* [DIRECTIONS]: Collect every line in the records below that contains the word "avec".

═══ DATA EXCERPTS

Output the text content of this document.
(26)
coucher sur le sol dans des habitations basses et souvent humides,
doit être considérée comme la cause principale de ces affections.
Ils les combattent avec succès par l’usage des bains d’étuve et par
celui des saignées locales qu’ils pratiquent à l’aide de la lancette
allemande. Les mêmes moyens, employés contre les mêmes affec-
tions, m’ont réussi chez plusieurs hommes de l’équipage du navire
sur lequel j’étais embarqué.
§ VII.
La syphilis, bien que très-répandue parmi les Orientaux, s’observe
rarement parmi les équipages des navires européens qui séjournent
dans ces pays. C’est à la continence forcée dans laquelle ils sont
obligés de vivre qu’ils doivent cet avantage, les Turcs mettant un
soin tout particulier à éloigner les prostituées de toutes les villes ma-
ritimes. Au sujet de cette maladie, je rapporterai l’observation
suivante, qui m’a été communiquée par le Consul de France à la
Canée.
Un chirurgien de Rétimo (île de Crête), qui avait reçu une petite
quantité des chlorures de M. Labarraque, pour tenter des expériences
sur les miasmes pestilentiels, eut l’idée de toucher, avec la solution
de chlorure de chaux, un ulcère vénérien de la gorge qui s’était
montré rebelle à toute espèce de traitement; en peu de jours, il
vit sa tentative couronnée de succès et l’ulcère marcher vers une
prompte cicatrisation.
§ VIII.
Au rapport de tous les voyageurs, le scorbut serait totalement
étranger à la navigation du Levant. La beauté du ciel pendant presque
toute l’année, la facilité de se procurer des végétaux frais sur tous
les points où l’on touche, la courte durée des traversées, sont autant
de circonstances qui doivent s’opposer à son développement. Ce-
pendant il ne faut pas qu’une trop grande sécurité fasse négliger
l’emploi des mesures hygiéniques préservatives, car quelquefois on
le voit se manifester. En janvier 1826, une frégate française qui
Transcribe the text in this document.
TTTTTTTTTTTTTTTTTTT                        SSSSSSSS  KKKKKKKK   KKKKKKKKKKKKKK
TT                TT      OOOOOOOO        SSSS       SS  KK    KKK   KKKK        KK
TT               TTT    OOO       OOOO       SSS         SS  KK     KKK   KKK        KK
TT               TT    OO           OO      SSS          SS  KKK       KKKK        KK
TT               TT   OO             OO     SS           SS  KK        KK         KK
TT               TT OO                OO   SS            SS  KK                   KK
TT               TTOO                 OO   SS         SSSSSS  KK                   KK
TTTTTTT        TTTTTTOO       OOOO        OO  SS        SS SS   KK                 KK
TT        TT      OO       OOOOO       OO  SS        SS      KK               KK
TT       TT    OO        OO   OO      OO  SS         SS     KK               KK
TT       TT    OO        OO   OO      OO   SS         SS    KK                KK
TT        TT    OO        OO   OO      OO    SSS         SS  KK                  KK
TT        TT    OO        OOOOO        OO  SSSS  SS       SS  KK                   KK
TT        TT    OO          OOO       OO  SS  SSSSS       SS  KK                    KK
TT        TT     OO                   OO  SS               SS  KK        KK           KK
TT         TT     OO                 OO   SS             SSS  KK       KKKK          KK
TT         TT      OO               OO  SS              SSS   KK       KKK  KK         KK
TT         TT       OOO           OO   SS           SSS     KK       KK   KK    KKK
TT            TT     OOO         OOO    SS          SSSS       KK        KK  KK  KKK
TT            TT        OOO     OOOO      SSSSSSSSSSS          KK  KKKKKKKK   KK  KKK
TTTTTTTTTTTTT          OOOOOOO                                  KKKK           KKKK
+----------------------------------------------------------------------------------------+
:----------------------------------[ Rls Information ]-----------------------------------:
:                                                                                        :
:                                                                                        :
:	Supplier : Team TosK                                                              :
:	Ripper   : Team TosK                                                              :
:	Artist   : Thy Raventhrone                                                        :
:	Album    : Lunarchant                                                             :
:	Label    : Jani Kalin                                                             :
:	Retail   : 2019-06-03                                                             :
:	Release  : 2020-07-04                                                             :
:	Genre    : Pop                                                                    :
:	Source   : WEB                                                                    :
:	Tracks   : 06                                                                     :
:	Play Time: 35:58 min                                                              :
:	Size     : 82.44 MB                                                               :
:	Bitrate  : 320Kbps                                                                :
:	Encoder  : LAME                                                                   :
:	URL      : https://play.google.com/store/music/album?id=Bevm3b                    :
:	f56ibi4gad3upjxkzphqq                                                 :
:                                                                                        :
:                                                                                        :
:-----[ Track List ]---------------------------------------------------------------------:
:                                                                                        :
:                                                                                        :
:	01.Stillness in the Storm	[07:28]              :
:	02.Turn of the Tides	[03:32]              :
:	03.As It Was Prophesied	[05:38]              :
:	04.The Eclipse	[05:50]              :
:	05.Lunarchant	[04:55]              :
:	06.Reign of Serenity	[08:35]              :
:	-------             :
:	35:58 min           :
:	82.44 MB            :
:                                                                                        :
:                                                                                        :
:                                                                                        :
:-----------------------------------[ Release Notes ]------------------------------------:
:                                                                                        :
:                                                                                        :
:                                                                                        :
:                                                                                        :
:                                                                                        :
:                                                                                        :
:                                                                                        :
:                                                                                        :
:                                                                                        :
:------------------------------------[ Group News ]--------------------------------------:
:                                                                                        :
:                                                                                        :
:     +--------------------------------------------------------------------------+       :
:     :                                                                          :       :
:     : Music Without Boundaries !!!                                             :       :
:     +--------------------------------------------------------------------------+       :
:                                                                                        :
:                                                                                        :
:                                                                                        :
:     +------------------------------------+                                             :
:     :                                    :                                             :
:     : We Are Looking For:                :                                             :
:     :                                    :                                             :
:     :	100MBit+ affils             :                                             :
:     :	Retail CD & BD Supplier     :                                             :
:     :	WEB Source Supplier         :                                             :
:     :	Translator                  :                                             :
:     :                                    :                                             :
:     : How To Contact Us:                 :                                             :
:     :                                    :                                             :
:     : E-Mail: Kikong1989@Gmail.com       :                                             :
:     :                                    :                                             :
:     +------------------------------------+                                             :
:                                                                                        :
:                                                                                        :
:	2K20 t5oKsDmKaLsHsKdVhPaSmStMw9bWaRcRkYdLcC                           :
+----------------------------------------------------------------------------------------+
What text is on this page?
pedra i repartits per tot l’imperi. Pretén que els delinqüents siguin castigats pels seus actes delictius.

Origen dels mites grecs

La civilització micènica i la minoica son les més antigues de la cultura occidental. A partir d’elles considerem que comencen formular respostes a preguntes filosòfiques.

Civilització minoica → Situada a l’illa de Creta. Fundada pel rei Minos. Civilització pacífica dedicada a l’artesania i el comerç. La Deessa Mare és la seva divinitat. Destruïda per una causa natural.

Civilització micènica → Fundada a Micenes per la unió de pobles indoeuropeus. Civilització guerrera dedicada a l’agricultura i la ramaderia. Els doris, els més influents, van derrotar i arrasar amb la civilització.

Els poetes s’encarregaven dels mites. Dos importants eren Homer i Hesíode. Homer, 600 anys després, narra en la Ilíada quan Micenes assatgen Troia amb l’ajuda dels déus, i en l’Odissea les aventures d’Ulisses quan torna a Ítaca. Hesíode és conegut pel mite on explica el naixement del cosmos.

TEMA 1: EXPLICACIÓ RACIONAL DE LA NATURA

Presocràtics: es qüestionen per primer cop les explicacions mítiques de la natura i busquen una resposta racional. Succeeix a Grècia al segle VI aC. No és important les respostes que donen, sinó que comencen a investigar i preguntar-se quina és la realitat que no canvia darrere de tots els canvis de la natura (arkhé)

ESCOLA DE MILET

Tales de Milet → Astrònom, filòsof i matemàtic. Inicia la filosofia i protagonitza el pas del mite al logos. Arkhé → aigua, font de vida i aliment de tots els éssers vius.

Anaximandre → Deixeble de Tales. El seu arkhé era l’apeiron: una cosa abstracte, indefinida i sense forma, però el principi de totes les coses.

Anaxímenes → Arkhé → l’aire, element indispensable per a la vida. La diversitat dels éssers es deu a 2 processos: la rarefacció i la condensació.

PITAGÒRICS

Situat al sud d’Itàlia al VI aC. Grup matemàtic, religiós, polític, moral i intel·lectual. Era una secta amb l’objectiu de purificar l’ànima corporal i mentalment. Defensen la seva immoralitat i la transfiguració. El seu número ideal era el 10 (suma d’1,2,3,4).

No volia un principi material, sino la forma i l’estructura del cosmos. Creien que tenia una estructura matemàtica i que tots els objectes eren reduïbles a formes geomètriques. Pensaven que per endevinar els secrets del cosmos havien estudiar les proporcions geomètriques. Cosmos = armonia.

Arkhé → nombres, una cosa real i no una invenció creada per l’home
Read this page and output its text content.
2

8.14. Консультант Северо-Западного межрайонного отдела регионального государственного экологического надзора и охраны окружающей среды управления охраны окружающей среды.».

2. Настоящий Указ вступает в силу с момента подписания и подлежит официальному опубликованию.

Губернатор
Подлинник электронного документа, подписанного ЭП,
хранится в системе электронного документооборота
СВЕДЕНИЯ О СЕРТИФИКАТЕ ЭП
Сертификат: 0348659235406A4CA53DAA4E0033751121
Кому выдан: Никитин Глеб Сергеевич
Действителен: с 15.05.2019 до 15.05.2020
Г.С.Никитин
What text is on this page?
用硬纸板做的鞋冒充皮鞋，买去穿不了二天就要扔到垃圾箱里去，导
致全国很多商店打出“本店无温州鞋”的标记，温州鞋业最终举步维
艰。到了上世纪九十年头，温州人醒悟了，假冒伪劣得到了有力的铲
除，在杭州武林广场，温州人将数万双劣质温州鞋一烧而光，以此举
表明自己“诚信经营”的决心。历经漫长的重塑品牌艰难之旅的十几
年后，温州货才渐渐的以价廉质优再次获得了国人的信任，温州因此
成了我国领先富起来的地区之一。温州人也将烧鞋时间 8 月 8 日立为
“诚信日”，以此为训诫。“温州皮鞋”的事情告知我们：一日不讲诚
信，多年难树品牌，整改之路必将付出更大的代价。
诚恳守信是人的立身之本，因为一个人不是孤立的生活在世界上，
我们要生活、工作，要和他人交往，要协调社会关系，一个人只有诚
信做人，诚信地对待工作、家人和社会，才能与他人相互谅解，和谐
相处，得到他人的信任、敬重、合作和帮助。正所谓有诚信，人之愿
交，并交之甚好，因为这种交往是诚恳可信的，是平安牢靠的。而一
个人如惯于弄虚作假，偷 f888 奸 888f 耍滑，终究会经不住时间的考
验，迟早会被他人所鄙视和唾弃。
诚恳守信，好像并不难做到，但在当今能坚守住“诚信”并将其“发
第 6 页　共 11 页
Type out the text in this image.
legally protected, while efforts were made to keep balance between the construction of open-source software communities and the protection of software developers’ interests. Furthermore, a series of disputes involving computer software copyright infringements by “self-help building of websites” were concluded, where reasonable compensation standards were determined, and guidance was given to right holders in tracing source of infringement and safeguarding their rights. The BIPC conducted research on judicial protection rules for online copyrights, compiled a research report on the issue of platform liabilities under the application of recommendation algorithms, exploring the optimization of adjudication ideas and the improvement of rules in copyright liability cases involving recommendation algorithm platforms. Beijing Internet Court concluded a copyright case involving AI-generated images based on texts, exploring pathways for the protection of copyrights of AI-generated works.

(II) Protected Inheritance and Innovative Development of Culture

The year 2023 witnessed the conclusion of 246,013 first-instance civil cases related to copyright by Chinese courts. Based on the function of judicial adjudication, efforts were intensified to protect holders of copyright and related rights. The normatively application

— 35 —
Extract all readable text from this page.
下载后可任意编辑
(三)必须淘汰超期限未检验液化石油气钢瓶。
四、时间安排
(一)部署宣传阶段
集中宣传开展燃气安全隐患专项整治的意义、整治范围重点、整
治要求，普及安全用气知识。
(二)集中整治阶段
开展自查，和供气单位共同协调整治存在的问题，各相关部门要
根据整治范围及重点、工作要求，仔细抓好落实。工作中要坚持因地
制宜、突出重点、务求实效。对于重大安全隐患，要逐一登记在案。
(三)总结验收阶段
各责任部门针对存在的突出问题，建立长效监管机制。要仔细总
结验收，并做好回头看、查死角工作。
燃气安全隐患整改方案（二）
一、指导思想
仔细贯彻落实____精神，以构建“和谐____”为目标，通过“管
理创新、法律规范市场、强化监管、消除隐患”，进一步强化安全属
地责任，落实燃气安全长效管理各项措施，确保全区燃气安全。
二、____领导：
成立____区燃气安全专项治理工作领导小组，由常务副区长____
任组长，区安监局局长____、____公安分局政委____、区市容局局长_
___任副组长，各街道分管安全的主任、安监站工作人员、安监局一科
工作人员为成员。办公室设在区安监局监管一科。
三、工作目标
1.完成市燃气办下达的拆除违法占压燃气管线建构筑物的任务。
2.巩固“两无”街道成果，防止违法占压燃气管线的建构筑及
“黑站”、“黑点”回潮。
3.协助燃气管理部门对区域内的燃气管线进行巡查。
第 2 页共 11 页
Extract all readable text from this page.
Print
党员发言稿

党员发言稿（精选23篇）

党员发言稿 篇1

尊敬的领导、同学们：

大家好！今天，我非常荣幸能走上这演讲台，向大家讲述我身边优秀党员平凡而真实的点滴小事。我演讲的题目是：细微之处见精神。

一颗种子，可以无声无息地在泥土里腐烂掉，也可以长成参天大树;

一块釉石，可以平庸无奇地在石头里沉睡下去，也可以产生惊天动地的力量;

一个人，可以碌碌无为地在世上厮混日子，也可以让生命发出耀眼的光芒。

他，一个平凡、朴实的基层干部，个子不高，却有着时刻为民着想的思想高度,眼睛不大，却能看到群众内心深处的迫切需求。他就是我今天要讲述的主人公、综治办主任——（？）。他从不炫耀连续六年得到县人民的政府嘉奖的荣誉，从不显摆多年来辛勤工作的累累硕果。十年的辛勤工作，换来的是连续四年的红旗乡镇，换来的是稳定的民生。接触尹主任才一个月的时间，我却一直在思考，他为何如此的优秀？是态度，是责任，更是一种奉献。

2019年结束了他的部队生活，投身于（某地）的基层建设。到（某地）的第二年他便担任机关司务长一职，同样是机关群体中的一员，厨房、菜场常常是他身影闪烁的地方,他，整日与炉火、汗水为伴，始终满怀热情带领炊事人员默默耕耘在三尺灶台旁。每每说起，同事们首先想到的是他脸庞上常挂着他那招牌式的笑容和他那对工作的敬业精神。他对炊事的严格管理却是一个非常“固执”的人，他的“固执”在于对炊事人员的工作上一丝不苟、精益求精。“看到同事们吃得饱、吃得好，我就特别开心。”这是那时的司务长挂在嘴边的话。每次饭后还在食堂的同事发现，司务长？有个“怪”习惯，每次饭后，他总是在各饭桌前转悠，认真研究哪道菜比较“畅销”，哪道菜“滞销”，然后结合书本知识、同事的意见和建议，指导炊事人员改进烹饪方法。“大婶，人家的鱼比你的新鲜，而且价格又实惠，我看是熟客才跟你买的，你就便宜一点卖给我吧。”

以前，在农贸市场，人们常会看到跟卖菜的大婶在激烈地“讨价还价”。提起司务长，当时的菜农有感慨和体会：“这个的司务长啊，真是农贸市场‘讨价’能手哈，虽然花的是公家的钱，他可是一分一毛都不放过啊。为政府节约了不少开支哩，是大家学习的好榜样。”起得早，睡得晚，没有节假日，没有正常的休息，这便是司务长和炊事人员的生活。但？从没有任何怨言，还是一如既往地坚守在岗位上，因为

══════

* [WRITTEN ANSWER]:
Ils les combattent avec succès par l’usage des bains d’étuve et par
sur les miasmes pestilentiels, eut l’idée de toucher, avec la solution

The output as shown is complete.